## Goal
Filter the listing below, copying every line in which the word "many" appears.

## Record excerpts

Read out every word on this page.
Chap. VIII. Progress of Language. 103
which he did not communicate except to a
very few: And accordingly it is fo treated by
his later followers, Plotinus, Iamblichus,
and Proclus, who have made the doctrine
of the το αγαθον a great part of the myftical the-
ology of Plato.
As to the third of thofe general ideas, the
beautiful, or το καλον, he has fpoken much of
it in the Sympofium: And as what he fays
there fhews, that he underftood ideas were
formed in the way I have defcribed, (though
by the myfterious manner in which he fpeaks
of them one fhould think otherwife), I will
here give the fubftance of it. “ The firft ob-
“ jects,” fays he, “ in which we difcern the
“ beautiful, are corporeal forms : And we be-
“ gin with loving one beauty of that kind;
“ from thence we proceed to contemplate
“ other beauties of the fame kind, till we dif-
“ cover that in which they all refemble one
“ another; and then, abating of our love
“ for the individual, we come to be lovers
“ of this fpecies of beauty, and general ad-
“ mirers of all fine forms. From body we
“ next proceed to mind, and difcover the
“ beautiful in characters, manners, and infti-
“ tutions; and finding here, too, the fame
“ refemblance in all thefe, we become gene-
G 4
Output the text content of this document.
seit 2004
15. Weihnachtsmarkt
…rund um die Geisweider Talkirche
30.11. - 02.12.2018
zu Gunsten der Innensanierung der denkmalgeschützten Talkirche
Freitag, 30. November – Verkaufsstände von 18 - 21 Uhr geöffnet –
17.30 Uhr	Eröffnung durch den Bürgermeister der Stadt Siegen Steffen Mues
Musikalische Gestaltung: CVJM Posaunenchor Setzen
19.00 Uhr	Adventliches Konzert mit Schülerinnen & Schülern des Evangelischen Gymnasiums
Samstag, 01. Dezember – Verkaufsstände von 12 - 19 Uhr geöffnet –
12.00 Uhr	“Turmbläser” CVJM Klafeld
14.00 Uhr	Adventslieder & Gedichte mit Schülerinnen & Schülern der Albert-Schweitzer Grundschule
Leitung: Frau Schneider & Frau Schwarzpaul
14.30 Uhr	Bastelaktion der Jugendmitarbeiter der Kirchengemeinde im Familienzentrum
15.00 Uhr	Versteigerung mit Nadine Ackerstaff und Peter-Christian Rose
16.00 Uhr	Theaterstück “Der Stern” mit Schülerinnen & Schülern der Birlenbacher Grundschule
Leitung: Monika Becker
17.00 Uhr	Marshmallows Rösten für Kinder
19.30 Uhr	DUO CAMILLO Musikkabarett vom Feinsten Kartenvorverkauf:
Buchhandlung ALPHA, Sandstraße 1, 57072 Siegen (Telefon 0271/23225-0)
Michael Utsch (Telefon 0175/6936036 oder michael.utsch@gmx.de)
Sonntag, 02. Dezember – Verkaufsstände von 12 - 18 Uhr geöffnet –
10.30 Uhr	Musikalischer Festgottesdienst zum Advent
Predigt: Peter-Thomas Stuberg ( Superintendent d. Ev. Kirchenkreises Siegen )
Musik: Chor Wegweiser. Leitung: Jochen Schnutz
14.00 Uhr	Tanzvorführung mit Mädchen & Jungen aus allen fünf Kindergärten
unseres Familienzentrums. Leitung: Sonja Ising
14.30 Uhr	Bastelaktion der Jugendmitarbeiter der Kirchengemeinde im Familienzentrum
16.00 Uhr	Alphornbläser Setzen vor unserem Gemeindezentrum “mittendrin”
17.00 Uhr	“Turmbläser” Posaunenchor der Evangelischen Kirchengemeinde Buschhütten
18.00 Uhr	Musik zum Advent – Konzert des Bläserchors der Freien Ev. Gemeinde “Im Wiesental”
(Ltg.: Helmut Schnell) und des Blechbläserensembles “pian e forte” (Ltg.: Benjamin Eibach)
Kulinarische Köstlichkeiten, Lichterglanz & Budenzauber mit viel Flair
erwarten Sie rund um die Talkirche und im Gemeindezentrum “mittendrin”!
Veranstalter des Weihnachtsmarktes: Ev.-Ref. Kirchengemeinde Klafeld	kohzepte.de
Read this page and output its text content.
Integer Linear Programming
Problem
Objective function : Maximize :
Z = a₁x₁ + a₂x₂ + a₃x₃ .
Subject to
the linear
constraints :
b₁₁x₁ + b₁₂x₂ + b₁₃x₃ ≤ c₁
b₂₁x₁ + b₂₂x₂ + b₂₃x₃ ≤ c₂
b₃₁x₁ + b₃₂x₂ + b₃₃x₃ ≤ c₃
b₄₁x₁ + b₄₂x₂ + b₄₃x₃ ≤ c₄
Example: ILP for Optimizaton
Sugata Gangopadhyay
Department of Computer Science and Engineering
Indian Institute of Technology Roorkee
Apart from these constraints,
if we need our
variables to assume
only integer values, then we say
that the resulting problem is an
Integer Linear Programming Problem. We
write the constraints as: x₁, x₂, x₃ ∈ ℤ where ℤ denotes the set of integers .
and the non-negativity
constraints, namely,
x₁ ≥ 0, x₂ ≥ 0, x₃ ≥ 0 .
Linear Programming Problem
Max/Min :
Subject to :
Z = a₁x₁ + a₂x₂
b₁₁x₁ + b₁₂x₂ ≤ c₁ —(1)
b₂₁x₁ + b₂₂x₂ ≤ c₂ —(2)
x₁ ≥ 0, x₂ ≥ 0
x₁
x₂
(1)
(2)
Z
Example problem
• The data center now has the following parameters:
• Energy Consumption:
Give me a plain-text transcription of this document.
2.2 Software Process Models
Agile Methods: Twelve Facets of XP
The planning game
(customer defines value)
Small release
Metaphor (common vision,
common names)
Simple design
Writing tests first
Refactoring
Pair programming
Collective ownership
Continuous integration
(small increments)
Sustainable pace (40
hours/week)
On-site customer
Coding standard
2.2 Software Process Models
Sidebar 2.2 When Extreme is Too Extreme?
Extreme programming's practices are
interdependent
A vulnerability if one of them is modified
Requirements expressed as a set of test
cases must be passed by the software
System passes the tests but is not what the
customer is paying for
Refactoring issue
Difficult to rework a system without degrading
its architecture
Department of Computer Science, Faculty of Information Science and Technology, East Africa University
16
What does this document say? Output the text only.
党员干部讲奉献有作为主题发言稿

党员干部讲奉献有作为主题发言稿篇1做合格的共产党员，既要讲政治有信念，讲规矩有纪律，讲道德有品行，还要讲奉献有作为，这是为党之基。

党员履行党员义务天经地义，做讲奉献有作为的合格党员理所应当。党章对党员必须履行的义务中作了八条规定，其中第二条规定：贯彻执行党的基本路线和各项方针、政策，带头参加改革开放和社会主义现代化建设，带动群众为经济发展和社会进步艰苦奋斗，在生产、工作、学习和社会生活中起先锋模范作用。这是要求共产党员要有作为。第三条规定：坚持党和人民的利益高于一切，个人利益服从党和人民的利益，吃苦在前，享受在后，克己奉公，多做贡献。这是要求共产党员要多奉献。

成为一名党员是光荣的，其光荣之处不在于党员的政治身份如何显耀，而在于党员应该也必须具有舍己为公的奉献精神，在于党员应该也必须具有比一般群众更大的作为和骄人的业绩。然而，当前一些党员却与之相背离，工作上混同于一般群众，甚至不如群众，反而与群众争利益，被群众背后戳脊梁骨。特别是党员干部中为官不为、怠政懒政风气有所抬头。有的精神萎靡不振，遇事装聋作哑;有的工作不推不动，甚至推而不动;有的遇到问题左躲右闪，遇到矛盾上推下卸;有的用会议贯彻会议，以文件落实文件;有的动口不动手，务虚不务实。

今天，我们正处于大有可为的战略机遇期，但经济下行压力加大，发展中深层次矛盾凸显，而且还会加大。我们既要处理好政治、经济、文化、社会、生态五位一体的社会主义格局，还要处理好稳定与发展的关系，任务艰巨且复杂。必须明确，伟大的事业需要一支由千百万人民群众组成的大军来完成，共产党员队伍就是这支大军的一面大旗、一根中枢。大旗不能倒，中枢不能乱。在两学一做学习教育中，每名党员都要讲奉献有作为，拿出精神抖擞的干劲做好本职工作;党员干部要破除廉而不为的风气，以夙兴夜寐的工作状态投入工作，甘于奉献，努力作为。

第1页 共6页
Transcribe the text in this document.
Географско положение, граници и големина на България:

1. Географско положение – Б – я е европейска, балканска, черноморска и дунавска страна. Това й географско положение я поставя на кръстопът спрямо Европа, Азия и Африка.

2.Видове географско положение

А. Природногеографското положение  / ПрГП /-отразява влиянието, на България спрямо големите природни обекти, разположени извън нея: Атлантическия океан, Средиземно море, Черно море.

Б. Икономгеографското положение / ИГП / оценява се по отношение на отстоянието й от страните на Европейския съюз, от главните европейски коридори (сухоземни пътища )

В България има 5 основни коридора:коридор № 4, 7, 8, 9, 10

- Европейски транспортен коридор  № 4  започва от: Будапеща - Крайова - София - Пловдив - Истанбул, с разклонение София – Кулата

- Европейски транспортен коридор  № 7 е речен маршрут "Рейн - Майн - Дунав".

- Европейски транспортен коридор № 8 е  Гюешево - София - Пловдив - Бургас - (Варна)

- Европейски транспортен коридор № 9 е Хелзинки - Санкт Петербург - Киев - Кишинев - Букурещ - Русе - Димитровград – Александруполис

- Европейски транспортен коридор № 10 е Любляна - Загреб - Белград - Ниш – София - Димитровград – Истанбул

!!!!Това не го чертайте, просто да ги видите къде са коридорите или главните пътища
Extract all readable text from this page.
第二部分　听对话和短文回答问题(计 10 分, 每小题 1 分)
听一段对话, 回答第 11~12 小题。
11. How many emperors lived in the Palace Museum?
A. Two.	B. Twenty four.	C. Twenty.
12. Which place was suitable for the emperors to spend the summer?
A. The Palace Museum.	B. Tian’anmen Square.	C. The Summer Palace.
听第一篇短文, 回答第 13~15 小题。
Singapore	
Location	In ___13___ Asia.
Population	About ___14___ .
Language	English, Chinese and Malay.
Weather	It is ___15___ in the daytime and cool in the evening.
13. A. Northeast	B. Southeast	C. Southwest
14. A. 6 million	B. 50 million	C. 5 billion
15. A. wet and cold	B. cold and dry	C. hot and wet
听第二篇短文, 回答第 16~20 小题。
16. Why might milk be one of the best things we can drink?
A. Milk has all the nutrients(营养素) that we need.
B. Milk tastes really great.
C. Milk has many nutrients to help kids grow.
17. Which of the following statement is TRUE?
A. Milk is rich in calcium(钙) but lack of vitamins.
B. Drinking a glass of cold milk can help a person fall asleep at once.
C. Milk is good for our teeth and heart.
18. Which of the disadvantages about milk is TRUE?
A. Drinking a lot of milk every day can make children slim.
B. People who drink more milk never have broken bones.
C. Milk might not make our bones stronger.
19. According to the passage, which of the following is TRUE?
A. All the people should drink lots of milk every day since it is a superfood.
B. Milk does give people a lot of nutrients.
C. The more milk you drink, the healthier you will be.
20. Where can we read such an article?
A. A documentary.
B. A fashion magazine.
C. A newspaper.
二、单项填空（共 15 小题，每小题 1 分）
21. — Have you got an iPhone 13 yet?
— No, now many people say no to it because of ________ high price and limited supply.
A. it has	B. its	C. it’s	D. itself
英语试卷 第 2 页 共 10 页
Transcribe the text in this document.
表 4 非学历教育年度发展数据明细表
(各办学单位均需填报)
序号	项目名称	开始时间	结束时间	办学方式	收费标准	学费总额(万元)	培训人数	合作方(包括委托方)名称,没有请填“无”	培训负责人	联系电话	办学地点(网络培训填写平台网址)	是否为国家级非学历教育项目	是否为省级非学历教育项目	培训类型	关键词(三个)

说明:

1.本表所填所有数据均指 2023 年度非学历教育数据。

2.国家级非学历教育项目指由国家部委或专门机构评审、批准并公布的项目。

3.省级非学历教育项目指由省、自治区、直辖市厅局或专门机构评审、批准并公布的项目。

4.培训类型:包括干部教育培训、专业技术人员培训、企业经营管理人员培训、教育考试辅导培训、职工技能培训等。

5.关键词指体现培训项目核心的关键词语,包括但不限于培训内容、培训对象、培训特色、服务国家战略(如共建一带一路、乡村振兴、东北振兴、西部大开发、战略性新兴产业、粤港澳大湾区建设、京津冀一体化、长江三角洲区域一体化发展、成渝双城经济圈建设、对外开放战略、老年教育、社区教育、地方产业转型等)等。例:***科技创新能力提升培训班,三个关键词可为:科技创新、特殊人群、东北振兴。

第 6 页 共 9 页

## Solution
11. How many emperors lived in the Palace Museum?
C. Milk has many nutrients to help kids grow.
— No, now many people say no to it because of ________ high price and limited supply.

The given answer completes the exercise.